What you have to do: Repeat the entire listing exactly.

Available records:

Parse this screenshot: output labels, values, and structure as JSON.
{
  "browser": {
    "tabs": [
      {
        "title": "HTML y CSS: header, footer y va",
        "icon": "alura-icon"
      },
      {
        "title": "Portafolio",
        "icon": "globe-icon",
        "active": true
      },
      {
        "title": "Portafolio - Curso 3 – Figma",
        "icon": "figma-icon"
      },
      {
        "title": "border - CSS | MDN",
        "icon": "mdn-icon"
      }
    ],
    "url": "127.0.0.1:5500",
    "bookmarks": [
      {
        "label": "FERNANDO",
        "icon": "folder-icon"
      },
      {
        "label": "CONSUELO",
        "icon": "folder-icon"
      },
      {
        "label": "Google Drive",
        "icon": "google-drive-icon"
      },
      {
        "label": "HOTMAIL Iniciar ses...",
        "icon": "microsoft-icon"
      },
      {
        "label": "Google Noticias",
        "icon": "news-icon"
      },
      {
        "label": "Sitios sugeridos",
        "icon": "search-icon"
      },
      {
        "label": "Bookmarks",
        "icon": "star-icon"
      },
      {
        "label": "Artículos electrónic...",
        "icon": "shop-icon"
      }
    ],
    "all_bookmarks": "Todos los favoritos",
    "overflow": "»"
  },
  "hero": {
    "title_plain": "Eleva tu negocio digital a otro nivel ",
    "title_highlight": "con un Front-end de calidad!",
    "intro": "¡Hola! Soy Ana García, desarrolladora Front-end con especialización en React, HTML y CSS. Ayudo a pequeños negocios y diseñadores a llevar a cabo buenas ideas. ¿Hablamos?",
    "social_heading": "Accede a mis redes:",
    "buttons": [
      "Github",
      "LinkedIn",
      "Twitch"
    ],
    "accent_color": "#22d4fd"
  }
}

Solution to this exercise:
Parse this screenshot: output labels, values, and structure as JSON.
{
  "browser": {
    "tabs": [
      {
        "title": "HTML y CSS: header, footer y va",
        "icon": "alura-icon"
      },
      {
        "title": "Portafolio",
        "icon": "globe-icon",
        "active": true
      },
      {
        "title": "Portafolio - Curso 3 – Figma",
        "icon": "figma-icon"
      },
      {
        "title": "border - CSS | MDN",
        "icon": "mdn-icon"
      }
    ],
    "url": "127.0.0.1:5500",
    "bookmarks": [
      {
        "label": "FERNANDO",
        "icon": "folder-icon"
      },
      {
        "label": "CONSUELO",
        "icon": "folder-icon"
      },
      {
        "label": "Google Drive",
        "icon": "google-drive-icon"
      },
      {
        "label": "HOTMAIL Iniciar ses...",
        "icon": "microsoft-icon"
      },
      {
        "label": "Google Noticias",
        "icon": "news-icon"
      },
      {
        "label": "Sitios sugeridos",
        "icon": "search-icon"
      },
      {
        "label": "Bookmarks",
        "icon": "star-icon"
      },
      {
        "label": "Artículos electrónic...",
        "icon": "shop-icon"
      }
    ],
    "all_bookmarks": "Todos los favoritos",
    "overflow": "»"
  },
  "hero": {
    "title_plain": "Eleva tu negocio digital a otro nivel ",
    "title_highlight": "con un Front-end de calidad!",
    "intro": "¡Hola! Soy Ana García, desarrolladora Front-end con especialización en React, HTML y CSS. Ayudo a pequeños negocios y diseñadores a llevar a cabo buenas ideas. ¿Hablamos?",
    "social_heading": "Accede a mis redes:",
    "buttons": [
      "Github",
      "LinkedIn",
      "Twitch"
    ],
    "accent_color": "#22d4fd"
  }
}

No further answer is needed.